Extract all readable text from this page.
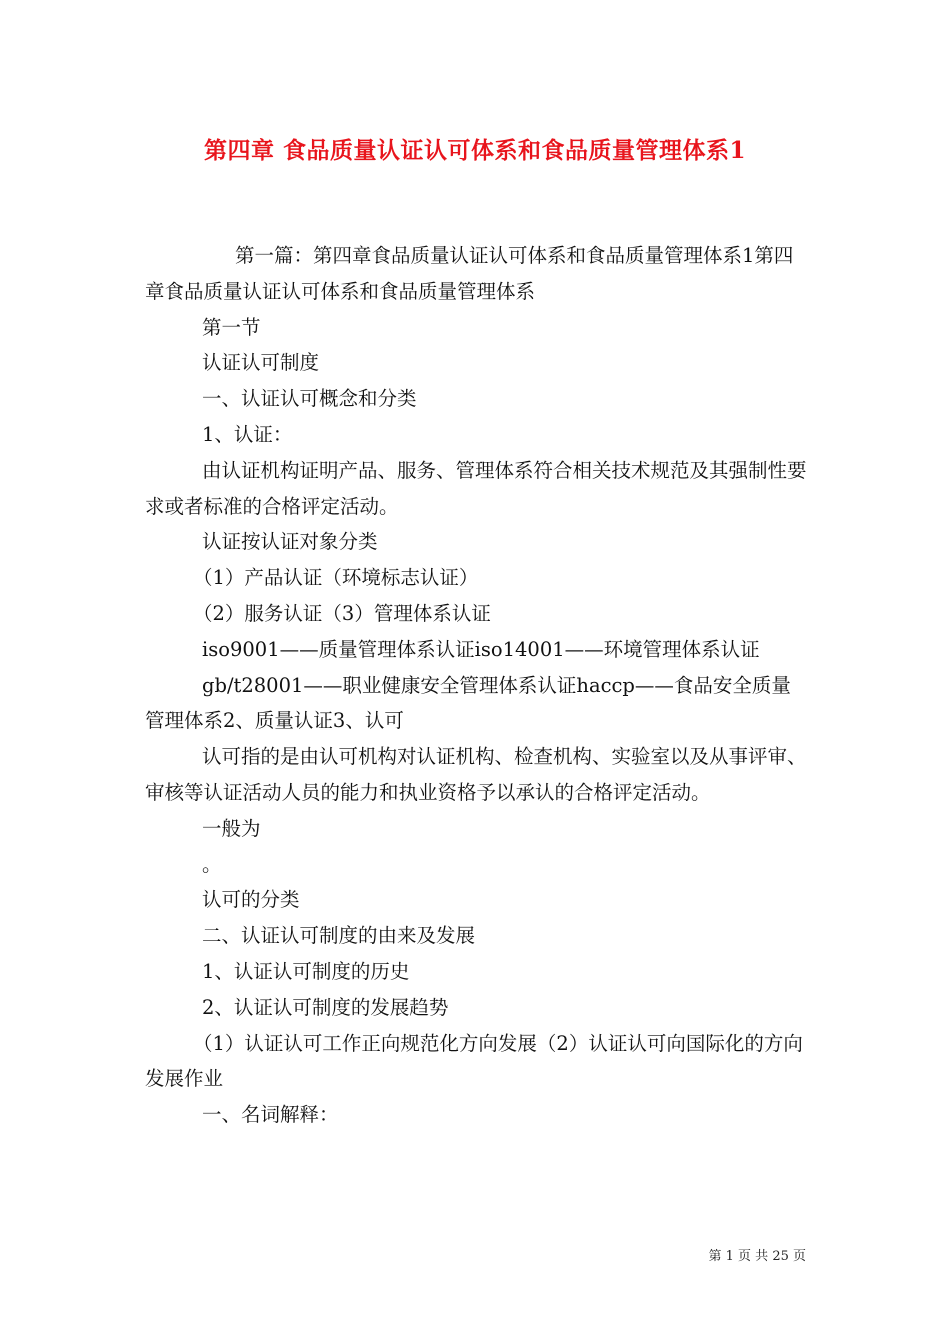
第四章 食品质量认证认可体系和食品质量管理体系1

第一篇：第四章食品质量认证认可体系和食品质量管理体系1第四章食品质量认证认可体系和食品质量管理体系

第一节

认证认可制度

一、认证认可概念和分类

1、认证：

由认证机构证明产品、服务、管理体系符合相关技术规范及其强制性要求或者标准的合格评定活动。

认证按认证对象分类

（1）产品认证（环境标志认证）

（2）服务认证（3）管理体系认证

iso9001——质量管理体系认证iso14001——环境管理体系认证

gb/t28001——职业健康安全管理体系认证haccp——食品安全质量管理体系2、质量认证3、认可

认可指的是由认可机构对认证机构、检查机构、实验室以及从事评审、审核等认证活动人员的能力和执业资格予以承认的合格评定活动。

一般为

。

认可的分类

二、认证认可制度的由来及发展

1、认证认可制度的历史

2、认证认可制度的发展趋势

（1）认证认可工作正向规范化方向发展（2）认证认可向国际化的方向发展作业

一、名词解释：

第 1 页 共 25 页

______________________________

• Work instructions
The records above must be transcribed exactly. Pictures are left out of the copy.

• Response to this task
Extract all readable text from this page.
第四章 食品质量认证认可体系和食品质量管理体系1

第一篇：第四章食品质量认证认可体系和食品质量管理体系1第四章食品质量认证认可体系和食品质量管理体系

第一节

认证认可制度

一、认证认可概念和分类

1、认证：

由认证机构证明产品、服务、管理体系符合相关技术规范及其强制性要求或者标准的合格评定活动。

认证按认证对象分类

（1）产品认证（环境标志认证）

（2）服务认证（3）管理体系认证

iso9001——质量管理体系认证iso14001——环境管理体系认证

gb/t28001——职业健康安全管理体系认证haccp——食品安全质量管理体系2、质量认证3、认可

认可指的是由认可机构对认证机构、检查机构、实验室以及从事评审、审核等认证活动人员的能力和执业资格予以承认的合格评定活动。

一般为

。

认可的分类

二、认证认可制度的由来及发展

1、认证认可制度的历史

2、认证认可制度的发展趋势

（1）认证认可工作正向规范化方向发展（2）认证认可向国际化的方向发展作业

一、名词解释：

第 1 页 共 25 页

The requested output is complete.